Task details:
Omit the pictures and return every entry exactly as written.

Data entries for graphics:
# # # # #

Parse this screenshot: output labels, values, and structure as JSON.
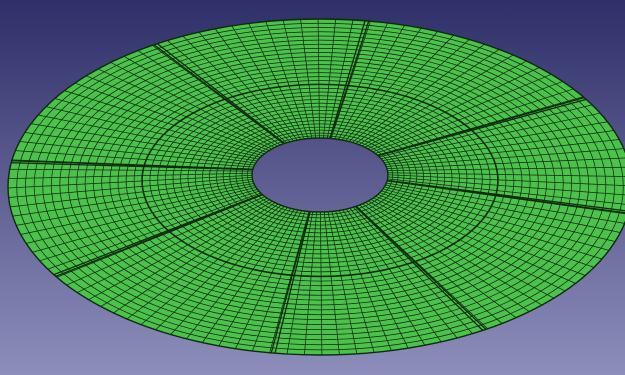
{
  "viewport": {
    "colors": {
      "background_top": "#2f2f69",
      "background_bottom": "#8e8ebc",
      "mesh_fill": "#4cc24d",
      "mesh_line": "#0d2a0d"
    },
    "model": {
      "shape": "annular-plate",
      "partitions": 8,
      "mesh": {
        "radial_divisions": 32,
        "circumferential_elements": 112
      }
    }
  }
}
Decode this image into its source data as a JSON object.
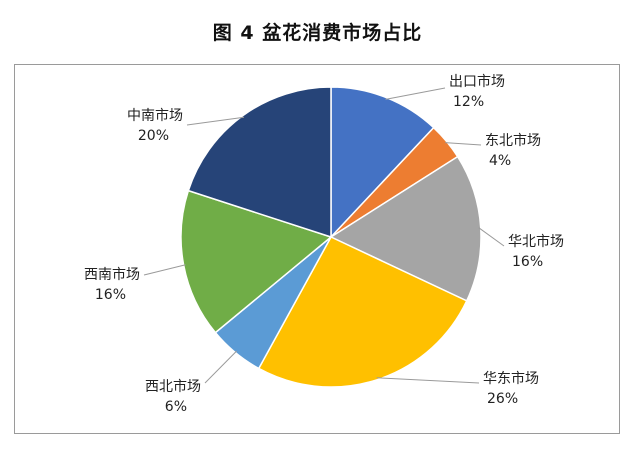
{
  "figure_title": "图 4  盆花消费市场占比",
  "chart_data": {
    "type": "pie",
    "title": "图 4  盆花消费市场占比",
    "slices": [
      {
        "name": "出口市场",
        "value": 12,
        "label": "12%",
        "color": "#4472c4"
      },
      {
        "name": "东北市场",
        "value": 4,
        "label": "4%",
        "color": "#ed7d31"
      },
      {
        "name": "华北市场",
        "value": 16,
        "label": "16%",
        "color": "#a5a5a5"
      },
      {
        "name": "华东市场",
        "value": 26,
        "label": "26%",
        "color": "#ffc000"
      },
      {
        "name": "西北市场",
        "value": 6,
        "label": "6%",
        "color": "#5b9bd5"
      },
      {
        "name": "西南市场",
        "value": 16,
        "label": "16%",
        "color": "#70ad47"
      },
      {
        "name": "中南市场",
        "value": 20,
        "label": "20%",
        "color": "#264478"
      }
    ],
    "start_angle": "12 o'clock",
    "direction": "clockwise",
    "legend": "none (data labels with leader lines)"
  }
}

# # # # #

Complete response:
Parse this screenshot: output labels, values, and structure as JSON.
{
  "viewport": {
    "colors": {
      "background_top": "#2f2f69",
      "background_bottom": "#8e8ebc",
      "mesh_fill": "#4cc24d",
      "mesh_line": "#0d2a0d"
    },
    "model": {
      "shape": "annular-plate",
      "partitions": 8,
      "mesh": {
        "radial_divisions": 32,
        "circumferential_elements": 112
      }
    }
  }
}
Decode this image into its source data as a JSON object.
{
  "figure_title": "图 4  盆花消费市场占比",
  "chart_data": {
    "type": "pie",
    "title": "图 4  盆花消费市场占比",
    "slices": [
      {
        "name": "出口市场",
        "value": 12,
        "label": "12%",
        "color": "#4472c4"
      },
      {
        "name": "东北市场",
        "value": 4,
        "label": "4%",
        "color": "#ed7d31"
      },
      {
        "name": "华北市场",
        "value": 16,
        "label": "16%",
        "color": "#a5a5a5"
      },
      {
        "name": "华东市场",
        "value": 26,
        "label": "26%",
        "color": "#ffc000"
      },
      {
        "name": "西北市场",
        "value": 6,
        "label": "6%",
        "color": "#5b9bd5"
      },
      {
        "name": "西南市场",
        "value": 16,
        "label": "16%",
        "color": "#70ad47"
      },
      {
        "name": "中南市场",
        "value": 20,
        "label": "20%",
        "color": "#264478"
      }
    ],
    "start_angle": "12 o'clock",
    "direction": "clockwise",
    "legend": "none (data labels with leader lines)"
  }
}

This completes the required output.